— begin RECORD EXCERPTS —
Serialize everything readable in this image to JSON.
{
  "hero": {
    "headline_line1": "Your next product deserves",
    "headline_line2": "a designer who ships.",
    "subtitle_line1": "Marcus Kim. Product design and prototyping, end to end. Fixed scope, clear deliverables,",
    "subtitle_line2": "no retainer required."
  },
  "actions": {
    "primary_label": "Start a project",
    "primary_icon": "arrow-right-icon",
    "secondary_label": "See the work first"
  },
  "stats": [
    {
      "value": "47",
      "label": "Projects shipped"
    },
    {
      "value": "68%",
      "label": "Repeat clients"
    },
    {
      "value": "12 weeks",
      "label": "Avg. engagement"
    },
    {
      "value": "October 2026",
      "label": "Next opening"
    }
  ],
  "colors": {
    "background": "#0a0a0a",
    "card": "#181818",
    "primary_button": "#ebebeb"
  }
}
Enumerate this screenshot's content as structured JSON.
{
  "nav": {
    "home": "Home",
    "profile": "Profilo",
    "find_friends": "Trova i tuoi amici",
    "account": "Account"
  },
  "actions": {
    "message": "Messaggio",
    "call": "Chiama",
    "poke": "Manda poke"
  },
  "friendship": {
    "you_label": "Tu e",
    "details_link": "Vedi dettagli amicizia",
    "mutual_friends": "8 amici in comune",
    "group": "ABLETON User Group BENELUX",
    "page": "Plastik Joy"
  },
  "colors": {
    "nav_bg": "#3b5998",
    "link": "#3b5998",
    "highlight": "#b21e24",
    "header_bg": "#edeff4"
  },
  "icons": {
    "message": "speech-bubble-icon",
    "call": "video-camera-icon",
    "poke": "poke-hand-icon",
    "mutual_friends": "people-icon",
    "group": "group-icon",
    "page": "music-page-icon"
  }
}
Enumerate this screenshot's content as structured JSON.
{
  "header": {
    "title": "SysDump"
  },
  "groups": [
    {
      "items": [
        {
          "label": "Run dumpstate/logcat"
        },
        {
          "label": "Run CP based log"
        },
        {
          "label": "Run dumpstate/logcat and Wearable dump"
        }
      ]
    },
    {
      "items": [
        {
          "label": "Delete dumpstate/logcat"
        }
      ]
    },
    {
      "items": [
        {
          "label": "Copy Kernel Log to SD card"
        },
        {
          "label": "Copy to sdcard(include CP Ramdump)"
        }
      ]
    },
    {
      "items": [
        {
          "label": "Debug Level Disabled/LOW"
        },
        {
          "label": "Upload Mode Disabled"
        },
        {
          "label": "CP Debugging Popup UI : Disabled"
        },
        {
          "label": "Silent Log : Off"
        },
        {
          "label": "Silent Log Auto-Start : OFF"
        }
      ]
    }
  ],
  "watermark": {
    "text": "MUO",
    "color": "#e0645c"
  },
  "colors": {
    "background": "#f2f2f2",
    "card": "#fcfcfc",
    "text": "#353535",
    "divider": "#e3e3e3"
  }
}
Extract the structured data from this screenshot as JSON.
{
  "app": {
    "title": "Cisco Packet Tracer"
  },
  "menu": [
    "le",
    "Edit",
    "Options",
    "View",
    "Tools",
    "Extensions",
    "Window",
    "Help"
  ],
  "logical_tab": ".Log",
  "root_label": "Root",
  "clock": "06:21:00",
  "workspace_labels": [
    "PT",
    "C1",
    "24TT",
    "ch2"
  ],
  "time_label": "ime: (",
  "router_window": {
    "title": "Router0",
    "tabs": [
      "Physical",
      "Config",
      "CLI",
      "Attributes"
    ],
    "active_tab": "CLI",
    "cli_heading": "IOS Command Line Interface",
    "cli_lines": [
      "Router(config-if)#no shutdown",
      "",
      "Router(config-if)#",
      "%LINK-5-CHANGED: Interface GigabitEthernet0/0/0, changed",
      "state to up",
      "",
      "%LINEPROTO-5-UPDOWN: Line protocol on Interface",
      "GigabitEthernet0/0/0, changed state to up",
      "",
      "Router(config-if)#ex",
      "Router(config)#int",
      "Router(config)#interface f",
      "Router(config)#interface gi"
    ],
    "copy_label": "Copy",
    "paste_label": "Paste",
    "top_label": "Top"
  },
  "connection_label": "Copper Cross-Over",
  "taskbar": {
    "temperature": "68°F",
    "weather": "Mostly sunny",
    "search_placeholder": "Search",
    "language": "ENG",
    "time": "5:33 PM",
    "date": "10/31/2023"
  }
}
— end RECORD EXCERPTS —
Print every record exactly as it was given.

*SOLUTION:*
Serialize everything readable in this image to JSON.
{
  "hero": {
    "headline_line1": "Your next product deserves",
    "headline_line2": "a designer who ships.",
    "subtitle_line1": "Marcus Kim. Product design and prototyping, end to end. Fixed scope, clear deliverables,",
    "subtitle_line2": "no retainer required."
  },
  "actions": {
    "primary_label": "Start a project",
    "primary_icon": "arrow-right-icon",
    "secondary_label": "See the work first"
  },
  "stats": [
    {
      "value": "47",
      "label": "Projects shipped"
    },
    {
      "value": "68%",
      "label": "Repeat clients"
    },
    {
      "value": "12 weeks",
      "label": "Avg. engagement"
    },
    {
      "value": "October 2026",
      "label": "Next opening"
    }
  ],
  "colors": {
    "background": "#0a0a0a",
    "card": "#181818",
    "primary_button": "#ebebeb"
  }
}
Enumerate this screenshot's content as structured JSON.
{
  "nav": {
    "home": "Home",
    "profile": "Profilo",
    "find_friends": "Trova i tuoi amici",
    "account": "Account"
  },
  "actions": {
    "message": "Messaggio",
    "call": "Chiama",
    "poke": "Manda poke"
  },
  "friendship": {
    "you_label": "Tu e",
    "details_link": "Vedi dettagli amicizia",
    "mutual_friends": "8 amici in comune",
    "group": "ABLETON User Group BENELUX",
    "page": "Plastik Joy"
  },
  "colors": {
    "nav_bg": "#3b5998",
    "link": "#3b5998",
    "highlight": "#b21e24",
    "header_bg": "#edeff4"
  },
  "icons": {
    "message": "speech-bubble-icon",
    "call": "video-camera-icon",
    "poke": "poke-hand-icon",
    "mutual_friends": "people-icon",
    "group": "group-icon",
    "page": "music-page-icon"
  }
}
Enumerate this screenshot's content as structured JSON.
{
  "header": {
    "title": "SysDump"
  },
  "groups": [
    {
      "items": [
        {
          "label": "Run dumpstate/logcat"
        },
        {
          "label": "Run CP based log"
        },
        {
          "label": "Run dumpstate/logcat and Wearable dump"
        }
      ]
    },
    {
      "items": [
        {
          "label": "Delete dumpstate/logcat"
        }
      ]
    },
    {
      "items": [
        {
          "label": "Copy Kernel Log to SD card"
        },
        {
          "label": "Copy to sdcard(include CP Ramdump)"
        }
      ]
    },
    {
      "items": [
        {
          "label": "Debug Level Disabled/LOW"
        },
        {
          "label": "Upload Mode Disabled"
        },
        {
          "label": "CP Debugging Popup UI : Disabled"
        },
        {
          "label": "Silent Log : Off"
        },
        {
          "label": "Silent Log Auto-Start : OFF"
        }
      ]
    }
  ],
  "watermark": {
    "text": "MUO",
    "color": "#e0645c"
  },
  "colors": {
    "background": "#f2f2f2",
    "card": "#fcfcfc",
    "text": "#353535",
    "divider": "#e3e3e3"
  }
}
Extract the structured data from this screenshot as JSON.
{
  "app": {
    "title": "Cisco Packet Tracer"
  },
  "menu": [
    "le",
    "Edit",
    "Options",
    "View",
    "Tools",
    "Extensions",
    "Window",
    "Help"
  ],
  "logical_tab": ".Log",
  "root_label": "Root",
  "clock": "06:21:00",
  "workspace_labels": [
    "PT",
    "C1",
    "24TT",
    "ch2"
  ],
  "time_label": "ime: (",
  "router_window": {
    "title": "Router0",
    "tabs": [
      "Physical",
      "Config",
      "CLI",
      "Attributes"
    ],
    "active_tab": "CLI",
    "cli_heading": "IOS Command Line Interface",
    "cli_lines": [
      "Router(config-if)#no shutdown",
      "",
      "Router(config-if)#",
      "%LINK-5-CHANGED: Interface GigabitEthernet0/0/0, changed",
      "state to up",
      "",
      "%LINEPROTO-5-UPDOWN: Line protocol on Interface",
      "GigabitEthernet0/0/0, changed state to up",
      "",
      "Router(config-if)#ex",
      "Router(config)#int",
      "Router(config)#interface f",
      "Router(config)#interface gi"
    ],
    "copy_label": "Copy",
    "paste_label": "Paste",
    "top_label": "Top"
  },
  "connection_label": "Copper Cross-Over",
  "taskbar": {
    "temperature": "68°F",
    "weather": "Mostly sunny",
    "search_placeholder": "Search",
    "language": "ENG",
    "time": "5:33 PM",
    "date": "10/31/2023"
  }
}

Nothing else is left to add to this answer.